## [PROBLEM]
Transcribe each entry below exactly. Pictures do not go in the copy.

## [SUPPLIED DATA]
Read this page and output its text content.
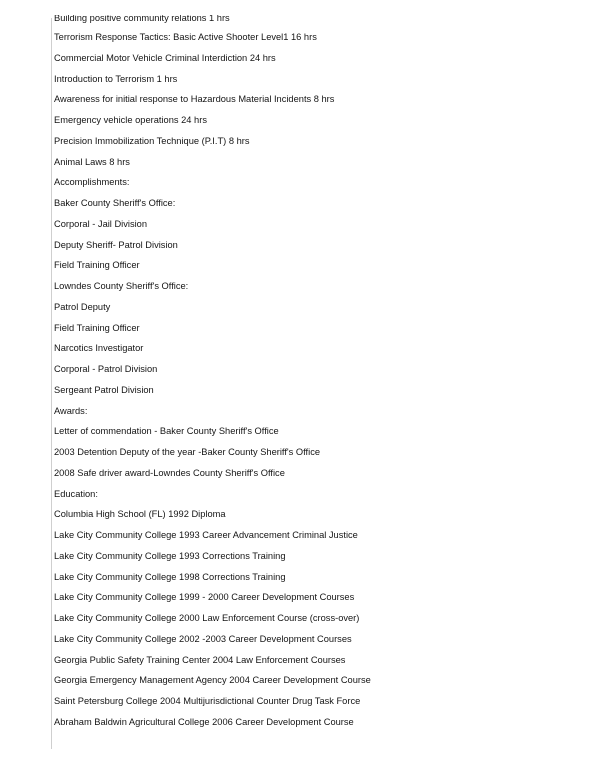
Building positive community relations 1 hrs
Terrorism Response Tactics: Basic Active Shooter Level1 16 hrs
Commercial Motor Vehicle Criminal Interdiction 24 hrs
Introduction to Terrorism 1 hrs
Awareness for initial response to Hazardous Material Incidents 8 hrs
Emergency vehicle operations 24 hrs
Precision Immobilization Technique (P.I.T) 8 hrs
Animal Laws 8 hrs
Accomplishments:
Baker County Sheriff's Office:
Corporal - Jail Division
Deputy Sheriff- Patrol Division
Field Training Officer
Lowndes County Sheriff's Office:
Patrol Deputy
Field Training Officer
Narcotics Investigator
Corporal - Patrol Division
Sergeant Patrol Division
Awards:
Letter of commendation - Baker County Sheriff's Office
2003 Detention Deputy of the year -Baker County Sheriff's Office
2008 Safe driver award-Lowndes County Sheriff's Office
Education:
Columbia High School (FL) 1992 Diploma
Lake City Community College 1993 Career Advancement Criminal Justice
Lake City Community College 1993 Corrections Training
Lake City Community College 1998 Corrections Training
Lake City Community College 1999 - 2000 Career Development Courses
Lake City Community College 2000 Law Enforcement Course (cross-over)
Lake City Community College 2002 -2003 Career Development Courses
Georgia Public Safety Training Center 2004 Law Enforcement Courses
Georgia Emergency Management Agency 2004 Career Development Course
Saint Petersburg College 2004 Multijurisdictional Counter Drug Task Force
Abraham Baldwin Agricultural College 2006 Career Development Course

## [RESULT OF THE EXERCISE]
Read this page and output its text content.
Building positive community relations 1 hrs
Terrorism Response Tactics: Basic Active Shooter Level1 16 hrs
Commercial Motor Vehicle Criminal Interdiction 24 hrs
Introduction to Terrorism 1 hrs
Awareness for initial response to Hazardous Material Incidents 8 hrs
Emergency vehicle operations 24 hrs
Precision Immobilization Technique (P.I.T) 8 hrs
Animal Laws 8 hrs
Accomplishments:
Baker County Sheriff's Office:
Corporal - Jail Division
Deputy Sheriff- Patrol Division
Field Training Officer
Lowndes County Sheriff's Office:
Patrol Deputy
Field Training Officer
Narcotics Investigator
Corporal - Patrol Division
Sergeant Patrol Division
Awards:
Letter of commendation - Baker County Sheriff's Office
2003 Detention Deputy of the year -Baker County Sheriff's Office
2008 Safe driver award-Lowndes County Sheriff's Office
Education:
Columbia High School (FL) 1992 Diploma
Lake City Community College 1993 Career Advancement Criminal Justice
Lake City Community College 1993 Corrections Training
Lake City Community College 1998 Corrections Training
Lake City Community College 1999 - 2000 Career Development Courses
Lake City Community College 2000 Law Enforcement Course (cross-over)
Lake City Community College 2002 -2003 Career Development Courses
Georgia Public Safety Training Center 2004 Law Enforcement Courses
Georgia Emergency Management Agency 2004 Career Development Course
Saint Petersburg College 2004 Multijurisdictional Counter Drug Task Force
Abraham Baldwin Agricultural College 2006 Career Development Course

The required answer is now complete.